● **REQUIREMENTS**: Type out the records that follow, exactly as given.

>> Start

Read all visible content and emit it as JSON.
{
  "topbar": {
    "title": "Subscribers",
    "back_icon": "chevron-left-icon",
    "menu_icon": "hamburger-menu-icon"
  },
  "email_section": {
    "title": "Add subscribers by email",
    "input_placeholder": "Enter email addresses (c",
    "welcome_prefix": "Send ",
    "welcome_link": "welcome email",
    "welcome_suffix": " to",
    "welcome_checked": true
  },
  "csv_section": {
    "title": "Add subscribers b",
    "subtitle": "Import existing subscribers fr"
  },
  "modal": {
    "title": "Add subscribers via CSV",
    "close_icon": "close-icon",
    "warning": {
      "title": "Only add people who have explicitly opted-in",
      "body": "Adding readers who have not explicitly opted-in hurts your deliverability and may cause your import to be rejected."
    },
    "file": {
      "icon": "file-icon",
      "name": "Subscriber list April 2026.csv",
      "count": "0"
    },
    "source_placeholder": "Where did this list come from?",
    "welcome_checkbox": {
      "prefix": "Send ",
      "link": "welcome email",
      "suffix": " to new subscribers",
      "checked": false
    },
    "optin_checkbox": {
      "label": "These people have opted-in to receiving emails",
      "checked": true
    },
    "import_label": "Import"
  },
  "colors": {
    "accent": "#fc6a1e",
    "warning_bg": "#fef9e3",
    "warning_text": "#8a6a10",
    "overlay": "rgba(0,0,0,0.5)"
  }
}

>> End

● **RESULT OF THE EXERCISE**:
Read all visible content and emit it as JSON.
{
  "topbar": {
    "title": "Subscribers",
    "back_icon": "chevron-left-icon",
    "menu_icon": "hamburger-menu-icon"
  },
  "email_section": {
    "title": "Add subscribers by email",
    "input_placeholder": "Enter email addresses (c",
    "welcome_prefix": "Send ",
    "welcome_link": "welcome email",
    "welcome_suffix": " to",
    "welcome_checked": true
  },
  "csv_section": {
    "title": "Add subscribers b",
    "subtitle": "Import existing subscribers fr"
  },
  "modal": {
    "title": "Add subscribers via CSV",
    "close_icon": "close-icon",
    "warning": {
      "title": "Only add people who have explicitly opted-in",
      "body": "Adding readers who have not explicitly opted-in hurts your deliverability and may cause your import to be rejected."
    },
    "file": {
      "icon": "file-icon",
      "name": "Subscriber list April 2026.csv",
      "count": "0"
    },
    "source_placeholder": "Where did this list come from?",
    "welcome_checkbox": {
      "prefix": "Send ",
      "link": "welcome email",
      "suffix": " to new subscribers",
      "checked": false
    },
    "optin_checkbox": {
      "label": "These people have opted-in to receiving emails",
      "checked": true
    },
    "import_label": "Import"
  },
  "colors": {
    "accent": "#fc6a1e",
    "warning_bg": "#fef9e3",
    "warning_text": "#8a6a10",
    "overlay": "rgba(0,0,0,0.5)"
  }
}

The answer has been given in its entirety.